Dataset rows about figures

****************

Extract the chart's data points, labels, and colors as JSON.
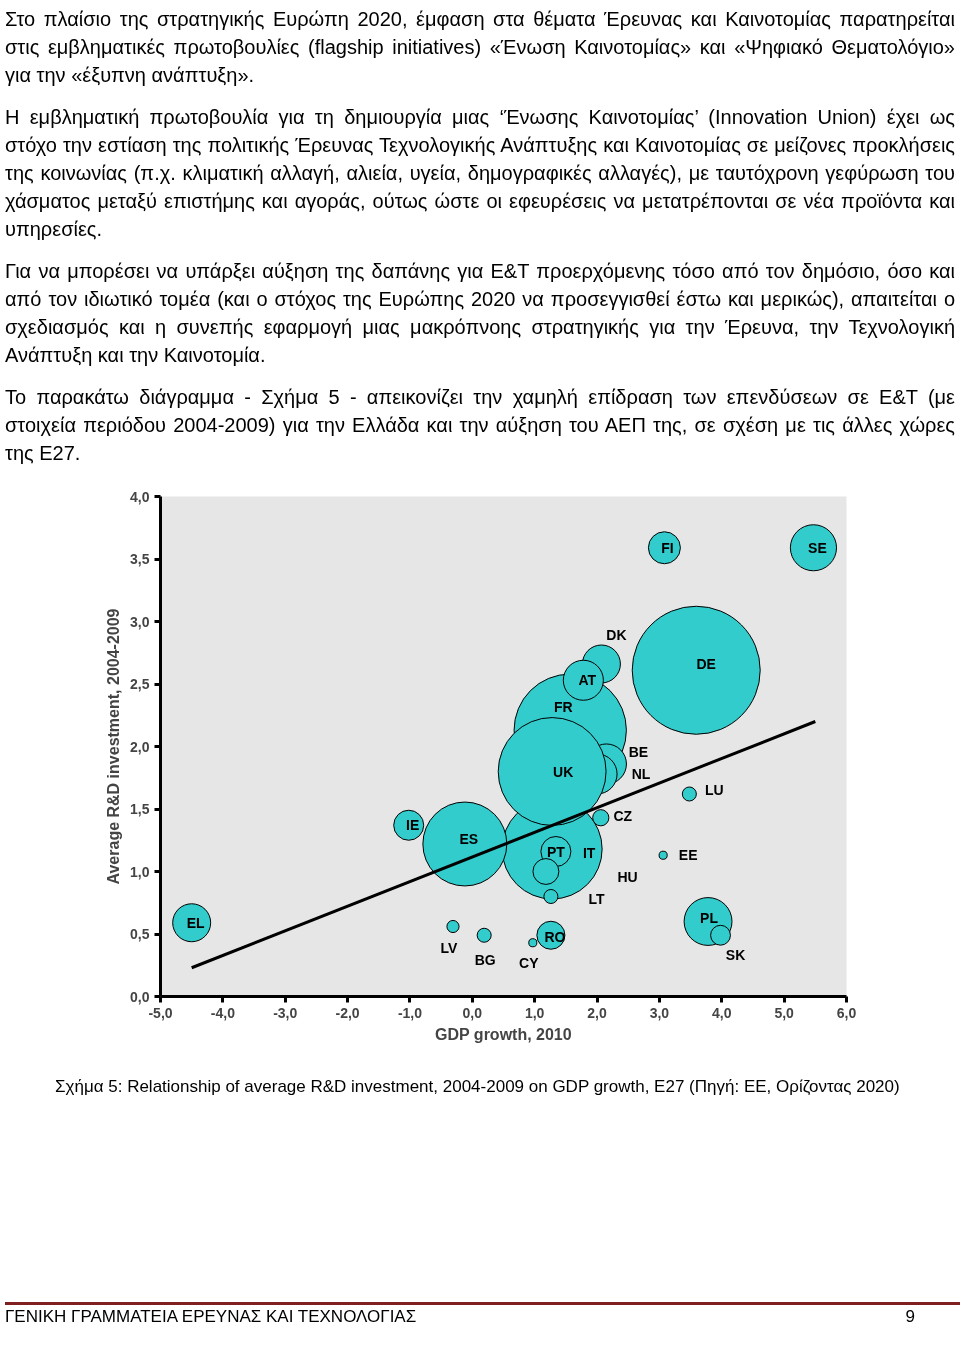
{
  "chart_data": {
    "type": "bubble",
    "xlabel": "GDP growth, 2010",
    "ylabel": "Average R&D investment, 2004-2009",
    "xlim": [
      -5,
      6
    ],
    "ylim": [
      0,
      4
    ],
    "xticks": [
      {
        "value": -5,
        "label": "-5,0"
      },
      {
        "value": -4,
        "label": "-4,0"
      },
      {
        "value": -3,
        "label": "-3,0"
      },
      {
        "value": -2,
        "label": "-2,0"
      },
      {
        "value": -1,
        "label": "-1,0"
      },
      {
        "value": 0,
        "label": "0,0"
      },
      {
        "value": 1,
        "label": "1,0"
      },
      {
        "value": 2,
        "label": "2,0"
      },
      {
        "value": 3,
        "label": "3,0"
      },
      {
        "value": 4,
        "label": "4,0"
      },
      {
        "value": 5,
        "label": "5,0"
      },
      {
        "value": 6,
        "label": "6,0"
      }
    ],
    "yticks": [
      {
        "value": 0,
        "label": "0,0"
      },
      {
        "value": 0.5,
        "label": "0,5"
      },
      {
        "value": 1,
        "label": "1,0"
      },
      {
        "value": 1.5,
        "label": "1,5"
      },
      {
        "value": 2,
        "label": "2,0"
      },
      {
        "value": 2.5,
        "label": "2,5"
      },
      {
        "value": 3,
        "label": "3,0"
      },
      {
        "value": 3.5,
        "label": "3,5"
      },
      {
        "value": 4,
        "label": "4,0"
      }
    ],
    "series": [
      {
        "color": "#33cccc",
        "x": [
          3.59,
          1.57,
          2.15,
          2.0,
          1.28,
          -0.12,
          1.28,
          2.06,
          2.07,
          1.78,
          1.34,
          1.18,
          1.26,
          -4.5,
          -1.02,
          -0.31,
          0.19,
          0.97,
          1.26,
          3.08,
          5.47,
          3.48,
          3.06,
          3.78,
          3.98
        ],
        "values": [
          2.61,
          2.13,
          1.86,
          1.78,
          1.18,
          1.22,
          1.8,
          1.43,
          2.66,
          2.53,
          1.16,
          1,
          0.8,
          0.59,
          1.37,
          0.56,
          0.49,
          0.43,
          0.49,
          3.59,
          3.59,
          1.62,
          1.13,
          0.6,
          0.49
        ],
        "sizes": [
          1,
          0.77,
          0.098,
          0.098,
          0.61,
          0.43,
          0.71,
          0.016,
          0.088,
          0.098,
          0.055,
          0.041,
          0.012,
          0.088,
          0.055,
          0.009,
          0.012,
          0.004,
          0.048,
          0.0625,
          0.13,
          0.012,
          0.004,
          0.14,
          0.024
        ]
      },
      {
        "type": "line",
        "color": "#000000",
        "x": [
          -4.5,
          5.5
        ],
        "values": [
          0.23,
          2.2
        ]
      }
    ],
    "annotations": [
      "Στο πλαίσιο της στρατηγικής Ευρώπη 2020, έμφαση στα θέματα Έρευνας και Καινοτομίας παρατηρείται στις εμβληματικές πρωτοβουλίες (flagship initiatives) «Ένωση Καινοτομίας» και «Ψηφιακό Θεματολόγιο» για την «έξυπνη ανάπτυξη».",
      "Η εμβληματική πρωτοβουλία για τη δημιουργία μιας ‘Ένωσης Καινοτομίας’ (Innovation Union) έχει ως στόχο την εστίαση της πολιτικής Έρευνας Τεχνολογικής Ανάπτυξης και Καινοτομίας σε μείζονες προκλήσεις της κοινωνίας (π.χ. κλιματική αλλαγή, αλιεία, υγεία, δημογραφικές αλλαγές), με ταυτόχρονη γεφύρωση του χάσματος μεταξύ επιστήμης και αγοράς, ούτως ώστε οι εφευρέσεις να μετατρέπονται σε νέα προϊόντα και υπηρεσίες.",
      "Για να μπορέσει να υπάρξει αύξηση της δαπάνης για Ε&Τ προερχόμενης τόσο από τον δημόσιο, όσο και από τον ιδιωτικό τομέα (και ο στόχος της Ευρώπης 2020 να προσεγγισθεί έστω και μερικώς), απαιτείται ο σχεδιασμός και η συνεπής εφαρμογή μιας μακρόπνοης στρατηγικής για την Έρευνα, την Τεχνολογική Ανάπτυξη και την Καινοτομία.",
      "Το παρακάτω διάγραμμα - Σχήμα 5 - απεικονίζει την χαμηλή επίδραση των επενδύσεων σε Ε&Τ (με στοιχεία περιόδου 2004-2009)  για την Ελλάδα και την αύξηση του ΑΕΠ της, σε σχέση με τις άλλες χώρες της Ε27.",
      "Σχήμα 5: Relationship of average R&D investment, 2004-2009 on GDP growth, E27 (Πηγή: ΕΕ, Ορίζοντας 2020)",
      "ΓΕΝΙΚΗ ΓΡΑΜΜΑΤΕΙΑ ΕΡΕΥΝΑΣ ΚΑΙ ΤΕΧΝΟΛΟΓΙΑΣ",
      "9",
      "HU",
      "LT",
      {
        "text": "DE",
        "x": 3.59,
        "y": 2.61
      },
      {
        "text": "FR",
        "x": 1.57,
        "y": 2.13
      },
      {
        "text": "BE",
        "x": 2.15,
        "y": 1.86
      },
      {
        "text": "NL",
        "x": 2.0,
        "y": 1.78
      },
      {
        "text": "IT",
        "x": 1.28,
        "y": 1.18
      },
      {
        "text": "ES",
        "x": -0.12,
        "y": 1.22
      },
      {
        "text": "UK",
        "x": 1.28,
        "y": 1.8
      },
      {
        "text": "CZ",
        "x": 2.06,
        "y": 1.43
      },
      {
        "text": "DK",
        "x": 2.07,
        "y": 2.66
      },
      {
        "text": "AT",
        "x": 1.78,
        "y": 2.53
      },
      {
        "text": "PT",
        "x": 1.34,
        "y": 1.16
      },
      {
        "text": "EL",
        "x": -4.5,
        "y": 0.59
      },
      {
        "text": "IE",
        "x": -1.02,
        "y": 1.37
      },
      {
        "text": "LV",
        "x": -0.31,
        "y": 0.56
      },
      {
        "text": "BG",
        "x": 0.19,
        "y": 0.49
      },
      {
        "text": "CY",
        "x": 0.97,
        "y": 0.43
      },
      {
        "text": "RO",
        "x": 1.26,
        "y": 0.49
      },
      {
        "text": "FI",
        "x": 3.08,
        "y": 3.59
      },
      {
        "text": "SE",
        "x": 5.47,
        "y": 3.59
      },
      {
        "text": "LU",
        "x": 3.48,
        "y": 1.62
      },
      {
        "text": "EE",
        "x": 3.06,
        "y": 1.13
      },
      {
        "text": "PL",
        "x": 3.78,
        "y": 0.6
      },
      {
        "text": "SK",
        "x": 3.98,
        "y": 0.49
      }
    ]
  }
}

****************

• [Directions for this task]: Transcribe every record above exactly as written, leaving out any pictures.

• [Answer for this exercise]:
Extract the chart's data points, labels, and colors as JSON.
{
  "chart_data": {
    "type": "bubble",
    "xlabel": "GDP growth, 2010",
    "ylabel": "Average R&D investment, 2004-2009",
    "xlim": [
      -5,
      6
    ],
    "ylim": [
      0,
      4
    ],
    "xticks": [
      {
        "value": -5,
        "label": "-5,0"
      },
      {
        "value": -4,
        "label": "-4,0"
      },
      {
        "value": -3,
        "label": "-3,0"
      },
      {
        "value": -2,
        "label": "-2,0"
      },
      {
        "value": -1,
        "label": "-1,0"
      },
      {
        "value": 0,
        "label": "0,0"
      },
      {
        "value": 1,
        "label": "1,0"
      },
      {
        "value": 2,
        "label": "2,0"
      },
      {
        "value": 3,
        "label": "3,0"
      },
      {
        "value": 4,
        "label": "4,0"
      },
      {
        "value": 5,
        "label": "5,0"
      },
      {
        "value": 6,
        "label": "6,0"
      }
    ],
    "yticks": [
      {
        "value": 0,
        "label": "0,0"
      },
      {
        "value": 0.5,
        "label": "0,5"
      },
      {
        "value": 1,
        "label": "1,0"
      },
      {
        "value": 1.5,
        "label": "1,5"
      },
      {
        "value": 2,
        "label": "2,0"
      },
      {
        "value": 2.5,
        "label": "2,5"
      },
      {
        "value": 3,
        "label": "3,0"
      },
      {
        "value": 3.5,
        "label": "3,5"
      },
      {
        "value": 4,
        "label": "4,0"
      }
    ],
    "series": [
      {
        "color": "#33cccc",
        "x": [
          3.59,
          1.57,
          2.15,
          2.0,
          1.28,
          -0.12,
          1.28,
          2.06,
          2.07,
          1.78,
          1.34,
          1.18,
          1.26,
          -4.5,
          -1.02,
          -0.31,
          0.19,
          0.97,
          1.26,
          3.08,
          5.47,
          3.48,
          3.06,
          3.78,
          3.98
        ],
        "values": [
          2.61,
          2.13,
          1.86,
          1.78,
          1.18,
          1.22,
          1.8,
          1.43,
          2.66,
          2.53,
          1.16,
          1,
          0.8,
          0.59,
          1.37,
          0.56,
          0.49,
          0.43,
          0.49,
          3.59,
          3.59,
          1.62,
          1.13,
          0.6,
          0.49
        ],
        "sizes": [
          1,
          0.77,
          0.098,
          0.098,
          0.61,
          0.43,
          0.71,
          0.016,
          0.088,
          0.098,
          0.055,
          0.041,
          0.012,
          0.088,
          0.055,
          0.009,
          0.012,
          0.004,
          0.048,
          0.0625,
          0.13,
          0.012,
          0.004,
          0.14,
          0.024
        ]
      },
      {
        "type": "line",
        "color": "#000000",
        "x": [
          -4.5,
          5.5
        ],
        "values": [
          0.23,
          2.2
        ]
      }
    ],
    "annotations": [
      "Στο πλαίσιο της στρατηγικής Ευρώπη 2020, έμφαση στα θέματα Έρευνας και Καινοτομίας παρατηρείται στις εμβληματικές πρωτοβουλίες (flagship initiatives) «Ένωση Καινοτομίας» και «Ψηφιακό Θεματολόγιο» για την «έξυπνη ανάπτυξη».",
      "Η εμβληματική πρωτοβουλία για τη δημιουργία μιας ‘Ένωσης Καινοτομίας’ (Innovation Union) έχει ως στόχο την εστίαση της πολιτικής Έρευνας Τεχνολογικής Ανάπτυξης και Καινοτομίας σε μείζονες προκλήσεις της κοινωνίας (π.χ. κλιματική αλλαγή, αλιεία, υγεία, δημογραφικές αλλαγές), με ταυτόχρονη γεφύρωση του χάσματος μεταξύ επιστήμης και αγοράς, ούτως ώστε οι εφευρέσεις να μετατρέπονται σε νέα προϊόντα και υπηρεσίες.",
      "Για να μπορέσει να υπάρξει αύξηση της δαπάνης για Ε&Τ προερχόμενης τόσο από τον δημόσιο, όσο και από τον ιδιωτικό τομέα (και ο στόχος της Ευρώπης 2020 να προσεγγισθεί έστω και μερικώς), απαιτείται ο σχεδιασμός και η συνεπής εφαρμογή μιας μακρόπνοης στρατηγικής για την Έρευνα, την Τεχνολογική Ανάπτυξη και την Καινοτομία.",
      "Το παρακάτω διάγραμμα - Σχήμα 5 - απεικονίζει την χαμηλή επίδραση των επενδύσεων σε Ε&Τ (με στοιχεία περιόδου 2004-2009)  για την Ελλάδα και την αύξηση του ΑΕΠ της, σε σχέση με τις άλλες χώρες της Ε27.",
      "Σχήμα 5: Relationship of average R&D investment, 2004-2009 on GDP growth, E27 (Πηγή: ΕΕ, Ορίζοντας 2020)",
      "ΓΕΝΙΚΗ ΓΡΑΜΜΑΤΕΙΑ ΕΡΕΥΝΑΣ ΚΑΙ ΤΕΧΝΟΛΟΓΙΑΣ",
      "9",
      "HU",
      "LT",
      {
        "text": "DE",
        "x": 3.59,
        "y": 2.61
      },
      {
        "text": "FR",
        "x": 1.57,
        "y": 2.13
      },
      {
        "text": "BE",
        "x": 2.15,
        "y": 1.86
      },
      {
        "text": "NL",
        "x": 2.0,
        "y": 1.78
      },
      {
        "text": "IT",
        "x": 1.28,
        "y": 1.18
      },
      {
        "text": "ES",
        "x": -0.12,
        "y": 1.22
      },
      {
        "text": "UK",
        "x": 1.28,
        "y": 1.8
      },
      {
        "text": "CZ",
        "x": 2.06,
        "y": 1.43
      },
      {
        "text": "DK",
        "x": 2.07,
        "y": 2.66
      },
      {
        "text": "AT",
        "x": 1.78,
        "y": 2.53
      },
      {
        "text": "PT",
        "x": 1.34,
        "y": 1.16
      },
      {
        "text": "EL",
        "x": -4.5,
        "y": 0.59
      },
      {
        "text": "IE",
        "x": -1.02,
        "y": 1.37
      },
      {
        "text": "LV",
        "x": -0.31,
        "y": 0.56
      },
      {
        "text": "BG",
        "x": 0.19,
        "y": 0.49
      },
      {
        "text": "CY",
        "x": 0.97,
        "y": 0.43
      },
      {
        "text": "RO",
        "x": 1.26,
        "y": 0.49
      },
      {
        "text": "FI",
        "x": 3.08,
        "y": 3.59
      },
      {
        "text": "SE",
        "x": 5.47,
        "y": 3.59
      },
      {
        "text": "LU",
        "x": 3.48,
        "y": 1.62
      },
      {
        "text": "EE",
        "x": 3.06,
        "y": 1.13
      },
      {
        "text": "PL",
        "x": 3.78,
        "y": 0.6
      },
      {
        "text": "SK",
        "x": 3.98,
        "y": 0.49
      }
    ]
  }
}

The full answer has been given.